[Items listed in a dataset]
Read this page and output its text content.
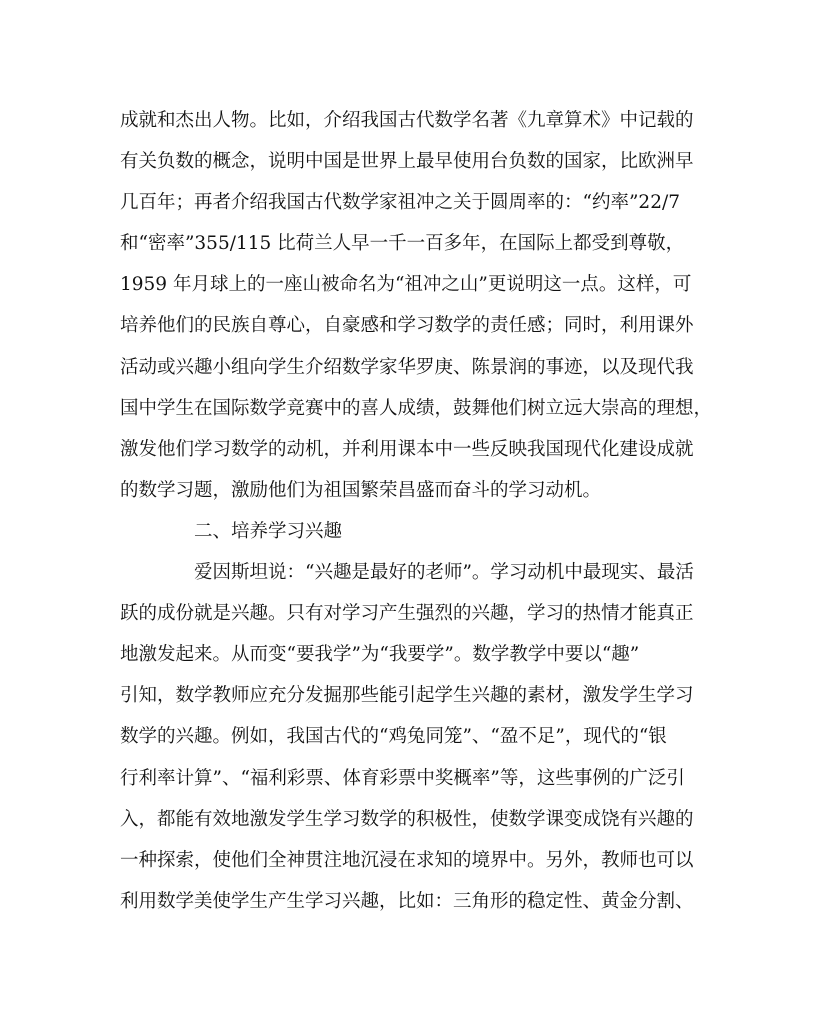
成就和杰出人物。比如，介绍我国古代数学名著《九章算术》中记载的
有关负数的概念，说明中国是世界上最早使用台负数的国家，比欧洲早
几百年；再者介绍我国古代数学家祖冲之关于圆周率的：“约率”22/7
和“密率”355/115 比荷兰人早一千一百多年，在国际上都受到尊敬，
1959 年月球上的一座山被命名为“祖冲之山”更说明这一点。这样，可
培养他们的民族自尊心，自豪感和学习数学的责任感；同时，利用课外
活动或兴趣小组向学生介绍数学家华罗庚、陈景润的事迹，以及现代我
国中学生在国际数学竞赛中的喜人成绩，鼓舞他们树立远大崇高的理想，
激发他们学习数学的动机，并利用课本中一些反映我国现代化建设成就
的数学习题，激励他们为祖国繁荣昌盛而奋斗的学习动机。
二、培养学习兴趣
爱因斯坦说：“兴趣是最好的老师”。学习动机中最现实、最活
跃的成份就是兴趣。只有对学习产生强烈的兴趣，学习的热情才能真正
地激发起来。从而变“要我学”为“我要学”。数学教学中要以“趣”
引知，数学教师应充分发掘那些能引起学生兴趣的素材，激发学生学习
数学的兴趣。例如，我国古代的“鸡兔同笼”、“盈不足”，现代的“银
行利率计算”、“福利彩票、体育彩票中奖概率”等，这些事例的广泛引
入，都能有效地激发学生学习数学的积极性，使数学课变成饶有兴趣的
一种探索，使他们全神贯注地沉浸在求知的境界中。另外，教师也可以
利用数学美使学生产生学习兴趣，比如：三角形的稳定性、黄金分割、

- [PROBLEM DESCRIPTION]
Return the listing above in full and without alteration, excluding its pictures.

- [EXERCISE RESPONSE]
Read this page and output its text content.
成就和杰出人物。比如，介绍我国古代数学名著《九章算术》中记载的
有关负数的概念，说明中国是世界上最早使用台负数的国家，比欧洲早
几百年；再者介绍我国古代数学家祖冲之关于圆周率的：“约率”22/7
和“密率”355/115 比荷兰人早一千一百多年，在国际上都受到尊敬，
1959 年月球上的一座山被命名为“祖冲之山”更说明这一点。这样，可
培养他们的民族自尊心，自豪感和学习数学的责任感；同时，利用课外
活动或兴趣小组向学生介绍数学家华罗庚、陈景润的事迹，以及现代我
国中学生在国际数学竞赛中的喜人成绩，鼓舞他们树立远大崇高的理想，
激发他们学习数学的动机，并利用课本中一些反映我国现代化建设成就
的数学习题，激励他们为祖国繁荣昌盛而奋斗的学习动机。
二、培养学习兴趣
爱因斯坦说：“兴趣是最好的老师”。学习动机中最现实、最活
跃的成份就是兴趣。只有对学习产生强烈的兴趣，学习的热情才能真正
地激发起来。从而变“要我学”为“我要学”。数学教学中要以“趣”
引知，数学教师应充分发掘那些能引起学生兴趣的素材，激发学生学习
数学的兴趣。例如，我国古代的“鸡兔同笼”、“盈不足”，现代的“银
行利率计算”、“福利彩票、体育彩票中奖概率”等，这些事例的广泛引
入，都能有效地激发学生学习数学的积极性，使数学课变成饶有兴趣的
一种探索，使他们全神贯注地沉浸在求知的境界中。另外，教师也可以
利用数学美使学生产生学习兴趣，比如：三角形的稳定性、黄金分割、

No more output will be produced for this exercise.